Start of RECORDS SHOWN

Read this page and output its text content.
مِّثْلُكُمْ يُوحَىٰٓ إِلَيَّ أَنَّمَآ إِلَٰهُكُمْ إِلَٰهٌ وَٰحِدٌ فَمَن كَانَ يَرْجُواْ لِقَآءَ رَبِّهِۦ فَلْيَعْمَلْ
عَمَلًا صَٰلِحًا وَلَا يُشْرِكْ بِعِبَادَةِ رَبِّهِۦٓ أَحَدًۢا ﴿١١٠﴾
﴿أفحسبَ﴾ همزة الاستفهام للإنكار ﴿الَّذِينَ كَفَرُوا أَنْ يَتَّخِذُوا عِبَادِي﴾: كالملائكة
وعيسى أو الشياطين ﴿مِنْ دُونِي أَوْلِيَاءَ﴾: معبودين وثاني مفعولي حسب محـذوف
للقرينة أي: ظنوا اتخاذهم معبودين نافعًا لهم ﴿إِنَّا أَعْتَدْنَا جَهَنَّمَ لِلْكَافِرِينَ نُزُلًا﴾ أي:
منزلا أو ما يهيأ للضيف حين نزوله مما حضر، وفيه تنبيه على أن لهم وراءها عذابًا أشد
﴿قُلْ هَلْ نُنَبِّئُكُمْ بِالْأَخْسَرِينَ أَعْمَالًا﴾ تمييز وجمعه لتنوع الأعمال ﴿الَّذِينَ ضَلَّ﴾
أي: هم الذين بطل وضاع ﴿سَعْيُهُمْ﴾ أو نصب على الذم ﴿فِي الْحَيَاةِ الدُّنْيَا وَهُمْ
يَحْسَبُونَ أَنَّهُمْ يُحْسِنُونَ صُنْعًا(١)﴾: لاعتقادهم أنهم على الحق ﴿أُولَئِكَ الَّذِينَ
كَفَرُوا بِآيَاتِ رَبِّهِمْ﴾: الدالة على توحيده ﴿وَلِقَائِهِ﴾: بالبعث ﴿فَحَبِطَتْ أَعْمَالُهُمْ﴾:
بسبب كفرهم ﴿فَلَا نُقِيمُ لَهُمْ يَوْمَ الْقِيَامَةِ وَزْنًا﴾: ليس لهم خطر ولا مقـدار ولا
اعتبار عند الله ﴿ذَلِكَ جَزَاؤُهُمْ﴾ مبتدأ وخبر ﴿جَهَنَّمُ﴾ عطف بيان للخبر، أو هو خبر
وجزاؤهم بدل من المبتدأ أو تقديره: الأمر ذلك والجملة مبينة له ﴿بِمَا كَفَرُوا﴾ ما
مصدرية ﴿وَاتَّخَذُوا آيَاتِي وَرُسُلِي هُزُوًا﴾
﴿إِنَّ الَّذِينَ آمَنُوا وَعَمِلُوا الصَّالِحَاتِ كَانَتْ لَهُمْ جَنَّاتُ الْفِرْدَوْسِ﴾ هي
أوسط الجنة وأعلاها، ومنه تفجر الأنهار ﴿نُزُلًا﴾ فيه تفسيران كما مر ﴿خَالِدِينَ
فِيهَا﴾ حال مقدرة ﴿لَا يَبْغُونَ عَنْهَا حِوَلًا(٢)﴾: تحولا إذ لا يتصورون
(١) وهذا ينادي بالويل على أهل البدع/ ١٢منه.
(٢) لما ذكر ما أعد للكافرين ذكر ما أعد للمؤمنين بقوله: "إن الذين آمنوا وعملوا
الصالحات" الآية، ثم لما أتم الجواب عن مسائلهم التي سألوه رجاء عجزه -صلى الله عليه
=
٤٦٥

End of RECORDS SHOWN

§ WHAT YOU HAVE TO DO
Go through the listing above and restate it word for word.

§ WRITTEN RESPONSE
Read this page and output its text content.
مِّثْلُكُمْ يُوحَىٰٓ إِلَيَّ أَنَّمَآ إِلَٰهُكُمْ إِلَٰهٌ وَٰحِدٌ فَمَن كَانَ يَرْجُواْ لِقَآءَ رَبِّهِۦ فَلْيَعْمَلْ
عَمَلًا صَٰلِحًا وَلَا يُشْرِكْ بِعِبَادَةِ رَبِّهِۦٓ أَحَدًۢا ﴿١١٠﴾
﴿أفحسبَ﴾ همزة الاستفهام للإنكار ﴿الَّذِينَ كَفَرُوا أَنْ يَتَّخِذُوا عِبَادِي﴾: كالملائكة
وعيسى أو الشياطين ﴿مِنْ دُونِي أَوْلِيَاءَ﴾: معبودين وثاني مفعولي حسب محـذوف
للقرينة أي: ظنوا اتخاذهم معبودين نافعًا لهم ﴿إِنَّا أَعْتَدْنَا جَهَنَّمَ لِلْكَافِرِينَ نُزُلًا﴾ أي:
منزلا أو ما يهيأ للضيف حين نزوله مما حضر، وفيه تنبيه على أن لهم وراءها عذابًا أشد
﴿قُلْ هَلْ نُنَبِّئُكُمْ بِالْأَخْسَرِينَ أَعْمَالًا﴾ تمييز وجمعه لتنوع الأعمال ﴿الَّذِينَ ضَلَّ﴾
أي: هم الذين بطل وضاع ﴿سَعْيُهُمْ﴾ أو نصب على الذم ﴿فِي الْحَيَاةِ الدُّنْيَا وَهُمْ
يَحْسَبُونَ أَنَّهُمْ يُحْسِنُونَ صُنْعًا(١)﴾: لاعتقادهم أنهم على الحق ﴿أُولَئِكَ الَّذِينَ
كَفَرُوا بِآيَاتِ رَبِّهِمْ﴾: الدالة على توحيده ﴿وَلِقَائِهِ﴾: بالبعث ﴿فَحَبِطَتْ أَعْمَالُهُمْ﴾:
بسبب كفرهم ﴿فَلَا نُقِيمُ لَهُمْ يَوْمَ الْقِيَامَةِ وَزْنًا﴾: ليس لهم خطر ولا مقـدار ولا
اعتبار عند الله ﴿ذَلِكَ جَزَاؤُهُمْ﴾ مبتدأ وخبر ﴿جَهَنَّمُ﴾ عطف بيان للخبر، أو هو خبر
وجزاؤهم بدل من المبتدأ أو تقديره: الأمر ذلك والجملة مبينة له ﴿بِمَا كَفَرُوا﴾ ما
مصدرية ﴿وَاتَّخَذُوا آيَاتِي وَرُسُلِي هُزُوًا﴾
﴿إِنَّ الَّذِينَ آمَنُوا وَعَمِلُوا الصَّالِحَاتِ كَانَتْ لَهُمْ جَنَّاتُ الْفِرْدَوْسِ﴾ هي
أوسط الجنة وأعلاها، ومنه تفجر الأنهار ﴿نُزُلًا﴾ فيه تفسيران كما مر ﴿خَالِدِينَ
فِيهَا﴾ حال مقدرة ﴿لَا يَبْغُونَ عَنْهَا حِوَلًا(٢)﴾: تحولا إذ لا يتصورون
(١) وهذا ينادي بالويل على أهل البدع/ ١٢منه.
(٢) لما ذكر ما أعد للكافرين ذكر ما أعد للمؤمنين بقوله: "إن الذين آمنوا وعملوا
الصالحات" الآية، ثم لما أتم الجواب عن مسائلهم التي سألوه رجاء عجزه -صلى الله عليه
=
٤٦٥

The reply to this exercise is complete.